* [Task]
Gather up all lines that carry the word "富平县两河公园管理中心".
┌──
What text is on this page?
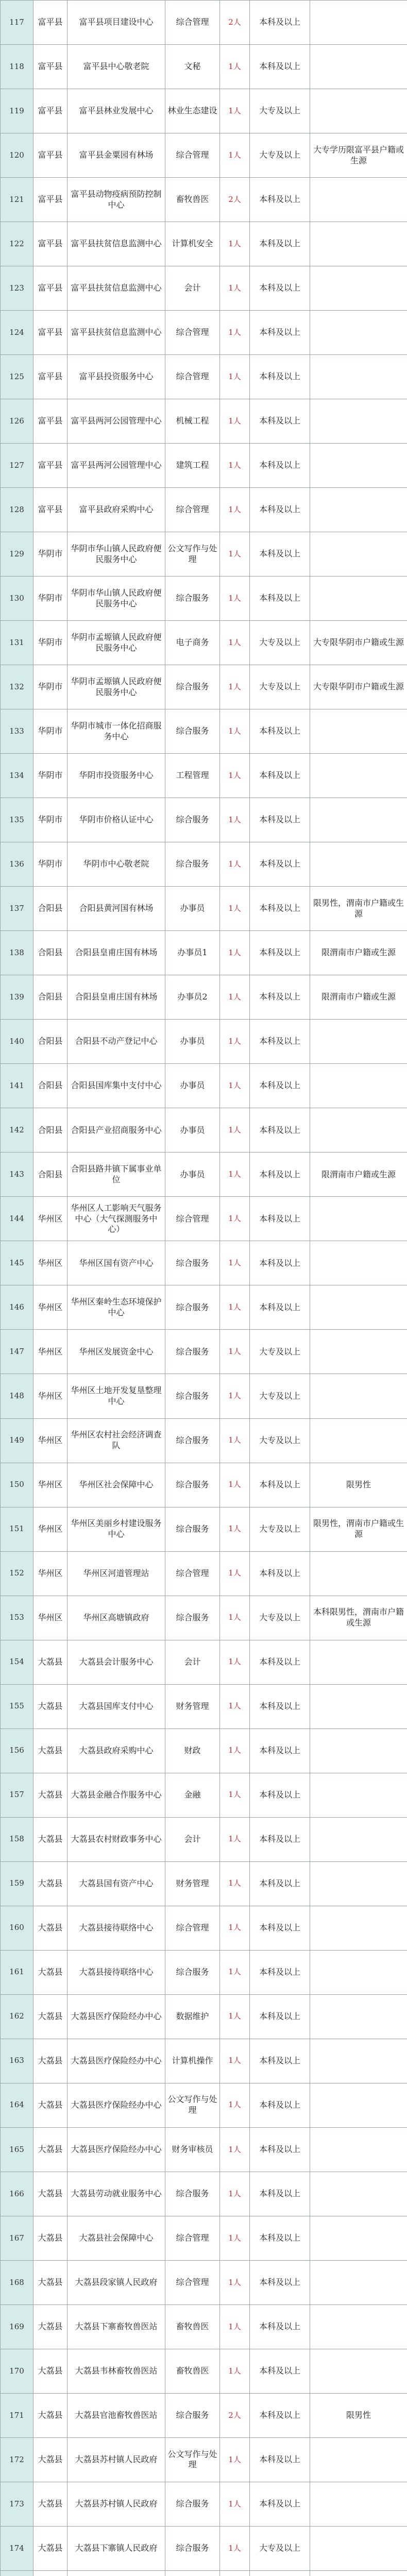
117	富平县	富平县项目建设中心	综合管理	2人	本科及以上	
118	富平县	富平县中心敬老院	文秘	1人	本科及以上	
119	富平县	富平县林业发展中心	林业生态建设	1人	大专及以上	
120	富平县	富平县金粟园有林场	综合管理	1人	大专及以上	大专学历限富平县户籍或生源
121	富平县	富平县动物疫病预防控制中心	畜牧兽医	2人	本科及以上	
122	富平县	富平县扶贫信息监测中心	计算机安全	1人	本科及以上	
123	富平县	富平县扶贫信息监测中心	会计	1人	本科及以上	
124	富平县	富平县扶贫信息监测中心	综合管理	1人	本科及以上	
125	富平县	富平县投资服务中心	综合管理	1人	本科及以上	
126	富平县	富平县两河公园管理中心	机械工程	1人	本科及以上	
127	富平县	富平县两河公园管理中心	建筑工程	1人	本科及以上	
128	富平县	富平县政府采购中心	综合管理	1人	本科及以上	
129	华阴市	华阴市华山镇人民政府便民服务中心	公文写作与处理	1人	本科及以上	
130	华阴市	华阴市华山镇人民政府便民服务中心	综合服务	1人	本科及以上	
131	华阴市	华阴市孟塬镇人民政府便民服务中心	电子商务	1人	大专及以上	大专限华阴市户籍或生源
132	华阴市	华阴市孟塬镇人民政府便民服务中心	综合服务	1人	大专及以上	大专限华阴市户籍或生源
133	华阴市	华阴市城市一体化招商服务中心	综合服务	1人	本科及以上	
134	华阴市	华阴市投资服务中心	工程管理	1人	本科及以上	
135	华阴市	华阴市价格认证中心	综合服务	1人	本科及以上	
136	华阴市	华阴市中心敬老院	综合服务	1人	本科及以上	
137	合阳县	合阳县黄河国有林场	办事员	1人	本科及以上	限男性，渭南市户籍或生源
138	合阳县	合阳县皇甫庄国有林场	办事员1	1人	本科及以上	限渭南市户籍或生源
139	合阳县	合阳县皇甫庄国有林场	办事员2	1人	本科及以上	限渭南市户籍或生源
140	合阳县	合阳县不动产登记中心	办事员	1人	本科及以上	
141	合阳县	合阳县国库集中支付中心	办事员	1人	本科及以上	
142	合阳县	合阳县产业招商服务中心	办事员	1人	本科及以上	
143	合阳县	合阳县路井镇下属事业单位	办事员	1人	本科及以上	限渭南市户籍或生源
144	华州区	华州区人工影响天气服务中心（大气探测服务中心）	综合管理	1人	本科及以上	
145	华州区	华州区国有资产中心	综合服务	1人	本科及以上	
146	华州区	华州区秦岭生态环境保护中心	综合服务	1人	本科及以上	
147	华州区	华州区发展资金中心	综合服务	1人	大专及以上	
148	华州区	华州区土地开发复垦整理中心	综合服务	1人	大专及以上	
149	华州区	华州区农村社会经济调查队	综合服务	1人	大专及以上	
150	华州区	华州区社会保障中心	综合服务	1人	本科及以上	限男性
151	华州区	华州区美丽乡村建设服务中心	综合服务	1人	大专及以上	限男性，渭南市户籍或生源
152	华州区	华州区河道管理站	综合管理	1人	本科及以上	
153	华州区	华州区高塘镇政府	综合服务	1人	大专及以上	本科限男性，渭南市户籍或生源
154	大荔县	大荔县会计服务中心	会计	1人	本科及以上	
155	大荔县	大荔县国库支付中心	财务管理	1人	本科及以上	
156	大荔县	大荔县政府采购中心	财政	1人	本科及以上	
157	大荔县	大荔县金融合作服务中心	金融	1人	本科及以上	
158	大荔县	大荔县农村财政事务中心	会计	1人	本科及以上	
159	大荔县	大荔县国有资产中心	财务管理	1人	本科及以上	
160	大荔县	大荔县接待联络中心	综合管理	1人	本科及以上	
161	大荔县	大荔县接待联络中心	综合服务	1人	本科及以上	
162	大荔县	大荔县医疗保险经办中心	数据维护	1人	本科及以上	
163	大荔县	大荔县医疗保险经办中心	计算机操作	1人	本科及以上	
164	大荔县	大荔县医疗保险经办中心	公文写作与处理	1人	本科及以上	
165	大荔县	大荔县医疗保险经办中心	财务审核员	1人	本科及以上	
166	大荔县	大荔县劳动就业服务中心	综合服务	1人	本科及以上	
167	大荔县	大荔县社会保障中心	综合管理	1人	本科及以上	
168	大荔县	大荔县段家镇人民政府	综合管理	1人	本科及以上	
169	大荔县	大荔县下寨畜牧兽医站	畜牧兽医	1人	本科及以上	
170	大荔县	大荔县韦林畜牧兽医站	畜牧兽医	1人	本科及以上	
171	大荔县	大荔县官池畜牧兽医站	综合服务	2人	本科及以上	限男性
172	大荔县	大荔县苏村镇人民政府	公文写作与处理	1人	本科及以上	
173	大荔县	大荔县苏村镇人民政府	综合服务	1人	本科及以上	
174	大荔县	大荔县下寨镇人民政府	综合服务	1人	大专及以上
└──
* [Exercise solution]
126	富平县	富平县两河公园管理中心	机械工程	1人	本科及以上	
127	富平县	富平县两河公园管理中心	建筑工程	1人	本科及以上	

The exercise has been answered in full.